* BEGIN *
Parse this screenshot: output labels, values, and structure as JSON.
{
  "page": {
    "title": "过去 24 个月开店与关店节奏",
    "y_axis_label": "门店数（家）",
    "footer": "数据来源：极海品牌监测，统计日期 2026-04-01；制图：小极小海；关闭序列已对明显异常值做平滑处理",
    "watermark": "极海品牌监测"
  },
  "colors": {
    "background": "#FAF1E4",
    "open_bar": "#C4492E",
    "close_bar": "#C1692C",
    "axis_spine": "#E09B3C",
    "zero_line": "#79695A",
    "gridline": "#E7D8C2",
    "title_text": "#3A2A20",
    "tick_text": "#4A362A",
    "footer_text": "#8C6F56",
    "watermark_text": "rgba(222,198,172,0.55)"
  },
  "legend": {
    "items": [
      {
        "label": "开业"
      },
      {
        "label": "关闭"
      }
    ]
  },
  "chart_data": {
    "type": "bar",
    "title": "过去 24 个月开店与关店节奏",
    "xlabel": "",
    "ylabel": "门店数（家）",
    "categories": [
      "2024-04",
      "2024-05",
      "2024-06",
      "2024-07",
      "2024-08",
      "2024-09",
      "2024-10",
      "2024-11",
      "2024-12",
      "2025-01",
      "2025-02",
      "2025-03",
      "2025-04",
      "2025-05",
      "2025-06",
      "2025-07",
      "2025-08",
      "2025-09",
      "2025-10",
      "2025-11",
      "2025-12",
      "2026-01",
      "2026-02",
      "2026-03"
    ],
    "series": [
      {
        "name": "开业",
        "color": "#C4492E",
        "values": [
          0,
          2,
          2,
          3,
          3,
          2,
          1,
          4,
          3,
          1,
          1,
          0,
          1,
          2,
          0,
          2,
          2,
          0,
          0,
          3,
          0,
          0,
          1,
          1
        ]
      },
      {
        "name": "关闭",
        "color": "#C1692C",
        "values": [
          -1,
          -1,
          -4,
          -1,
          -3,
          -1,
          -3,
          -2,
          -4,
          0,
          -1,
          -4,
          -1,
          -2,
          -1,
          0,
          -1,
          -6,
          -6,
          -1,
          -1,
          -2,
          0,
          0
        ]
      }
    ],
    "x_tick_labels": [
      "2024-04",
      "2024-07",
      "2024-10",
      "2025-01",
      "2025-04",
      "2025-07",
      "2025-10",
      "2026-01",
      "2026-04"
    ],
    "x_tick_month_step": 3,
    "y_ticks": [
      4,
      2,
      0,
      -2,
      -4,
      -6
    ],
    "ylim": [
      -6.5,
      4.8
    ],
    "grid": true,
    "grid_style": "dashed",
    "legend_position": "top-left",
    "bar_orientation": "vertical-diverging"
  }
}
* END *
→ **Work to complete**
Retype the listing. Match it exactly.

→ **Task answer**
Parse this screenshot: output labels, values, and structure as JSON.
{
  "page": {
    "title": "过去 24 个月开店与关店节奏",
    "y_axis_label": "门店数（家）",
    "footer": "数据来源：极海品牌监测，统计日期 2026-04-01；制图：小极小海；关闭序列已对明显异常值做平滑处理",
    "watermark": "极海品牌监测"
  },
  "colors": {
    "background": "#FAF1E4",
    "open_bar": "#C4492E",
    "close_bar": "#C1692C",
    "axis_spine": "#E09B3C",
    "zero_line": "#79695A",
    "gridline": "#E7D8C2",
    "title_text": "#3A2A20",
    "tick_text": "#4A362A",
    "footer_text": "#8C6F56",
    "watermark_text": "rgba(222,198,172,0.55)"
  },
  "legend": {
    "items": [
      {
        "label": "开业"
      },
      {
        "label": "关闭"
      }
    ]
  },
  "chart_data": {
    "type": "bar",
    "title": "过去 24 个月开店与关店节奏",
    "xlabel": "",
    "ylabel": "门店数（家）",
    "categories": [
      "2024-04",
      "2024-05",
      "2024-06",
      "2024-07",
      "2024-08",
      "2024-09",
      "2024-10",
      "2024-11",
      "2024-12",
      "2025-01",
      "2025-02",
      "2025-03",
      "2025-04",
      "2025-05",
      "2025-06",
      "2025-07",
      "2025-08",
      "2025-09",
      "2025-10",
      "2025-11",
      "2025-12",
      "2026-01",
      "2026-02",
      "2026-03"
    ],
    "series": [
      {
        "name": "开业",
        "color": "#C4492E",
        "values": [
          0,
          2,
          2,
          3,
          3,
          2,
          1,
          4,
          3,
          1,
          1,
          0,
          1,
          2,
          0,
          2,
          2,
          0,
          0,
          3,
          0,
          0,
          1,
          1
        ]
      },
      {
        "name": "关闭",
        "color": "#C1692C",
        "values": [
          -1,
          -1,
          -4,
          -1,
          -3,
          -1,
          -3,
          -2,
          -4,
          0,
          -1,
          -4,
          -1,
          -2,
          -1,
          0,
          -1,
          -6,
          -6,
          -1,
          -1,
          -2,
          0,
          0
        ]
      }
    ],
    "x_tick_labels": [
      "2024-04",
      "2024-07",
      "2024-10",
      "2025-01",
      "2025-04",
      "2025-07",
      "2025-10",
      "2026-01",
      "2026-04"
    ],
    "x_tick_month_step": 3,
    "y_ticks": [
      4,
      2,
      0,
      -2,
      -4,
      -6
    ],
    "ylim": [
      -6.5,
      4.8
    ],
    "grid": true,
    "grid_style": "dashed",
    "legend_position": "top-left",
    "bar_orientation": "vertical-diverging"
  }
}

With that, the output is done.